To do: Can you transcribe every line exactly and leave the pictures behind?

◇ ◇ ◇ ◇

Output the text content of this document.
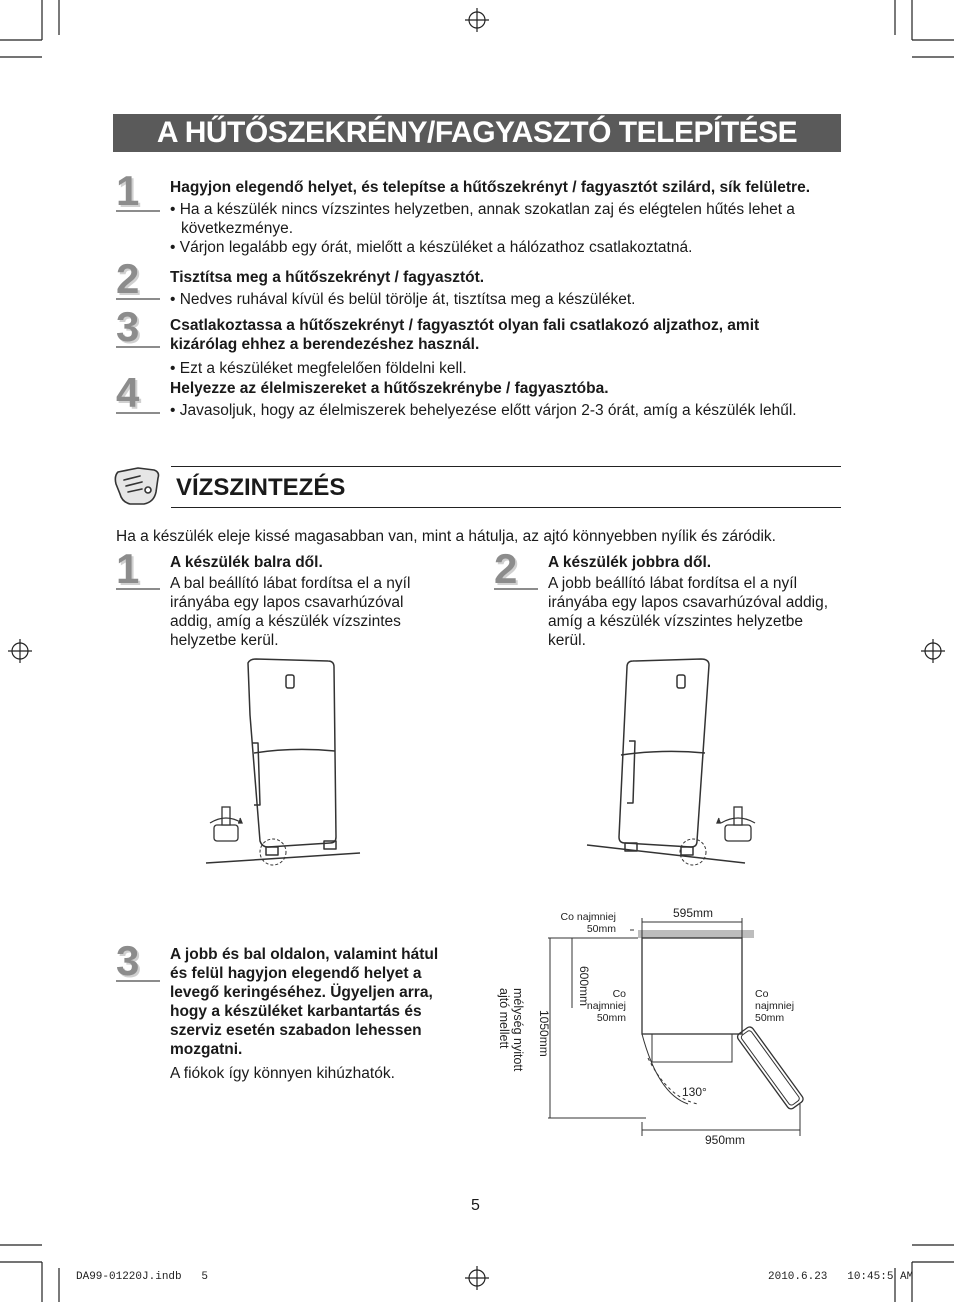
A HŰTŐSZEKRÉNY/FAGYASZTÓ TELEPÍTÉSE
1	Hagyjon elegendő helyet, és telepítse a hűtőszekrényt / fagyasztót szilárd, sík felületre.
• Ha a készülék nincs vízszintes helyzetben, annak szokatlan zaj és elégtelen hűtés lehet a következménye.
• Várjon legalább egy órát, mielőtt a készüléket a hálózathoz csatlakoztatná.
2	Tisztítsa meg a hűtőszekrényt / fagyasztót.
• Nedves ruhával kívül és belül törölje át, tisztítsa meg a készüléket.
3	Csatlakoztassa a hűtőszekrényt / fagyasztót olyan fali csatlakozó aljzathoz, amit kizárólag ehhez a berendezéshez használ.
• Ezt a készüléket megfelelően földelni kell.
4	Helyezze az élelmiszereket a hűtőszekrénybe / fagyasztóba.
• Javasoljuk, hogy az élelmiszerek behelyezése előtt várjon 2-3 órát, amíg a készülék lehűl.
VÍZSZINTEZÉS
Ha a készülék eleje kissé magasabban van, mint a hátulja, az ajtó könnyebben nyílik és záródik.
1	A készülék balra dől.
A bal beállító lábat fordítsa el a nyíl irányába egy lapos csavarhúzóval addig, amíg a készülék vízszintes helyzetbe kerül.
2	A készülék jobbra dől.
A jobb beállító lábat fordítsa el a nyíl irányába egy lapos csavarhúzóval addig, amíg a készülék vízszintes helyzetbe kerül.
3	A jobb és bal oldalon, valamint hátul és felül hagyjon elegendő helyet a levegő keringéséhez. Ügyeljen arra, hogy a készüléket karbantartás és szerviz esetén szabadon lehessen mozgatni.
A fiókok így könnyen kihúzhatók.
Co najmniej
50mm
595mm
600mm	Co
najmniej
50mm
Co
najmniej
50mm
1050mm
mélység nyitott
ajtó mellett
130°
950mm
5
DA99-01220J.indb   5	2010.6.23   10:45:5 AM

◇ ◇ ◇ ◇

Task response:
Output the text content of this document.
A HŰTŐSZEKRÉNY/FAGYASZTÓ TELEPÍTÉSE
1	Hagyjon elegendő helyet, és telepítse a hűtőszekrényt / fagyasztót szilárd, sík felületre.
• Ha a készülék nincs vízszintes helyzetben, annak szokatlan zaj és elégtelen hűtés lehet a következménye.
• Várjon legalább egy órát, mielőtt a készüléket a hálózathoz csatlakoztatná.
2	Tisztítsa meg a hűtőszekrényt / fagyasztót.
• Nedves ruhával kívül és belül törölje át, tisztítsa meg a készüléket.
3	Csatlakoztassa a hűtőszekrényt / fagyasztót olyan fali csatlakozó aljzathoz, amit kizárólag ehhez a berendezéshez használ.
• Ezt a készüléket megfelelően földelni kell.
4	Helyezze az élelmiszereket a hűtőszekrénybe / fagyasztóba.
• Javasoljuk, hogy az élelmiszerek behelyezése előtt várjon 2-3 órát, amíg a készülék lehűl.
VÍZSZINTEZÉS
Ha a készülék eleje kissé magasabban van, mint a hátulja, az ajtó könnyebben nyílik és záródik.
1	A készülék balra dől.
A bal beállító lábat fordítsa el a nyíl irányába egy lapos csavarhúzóval addig, amíg a készülék vízszintes helyzetbe kerül.
2	A készülék jobbra dől.
A jobb beállító lábat fordítsa el a nyíl irányába egy lapos csavarhúzóval addig, amíg a készülék vízszintes helyzetbe kerül.
3	A jobb és bal oldalon, valamint hátul és felül hagyjon elegendő helyet a levegő keringéséhez. Ügyeljen arra, hogy a készüléket karbantartás és szerviz esetén szabadon lehessen mozgatni.
A fiókok így könnyen kihúzhatók.
Co najmniej
50mm
595mm
600mm	Co
najmniej
50mm
Co
najmniej
50mm
1050mm
mélység nyitott
ajtó mellett
130°
950mm
5
DA99-01220J.indb   5	2010.6.23   10:45:5 AM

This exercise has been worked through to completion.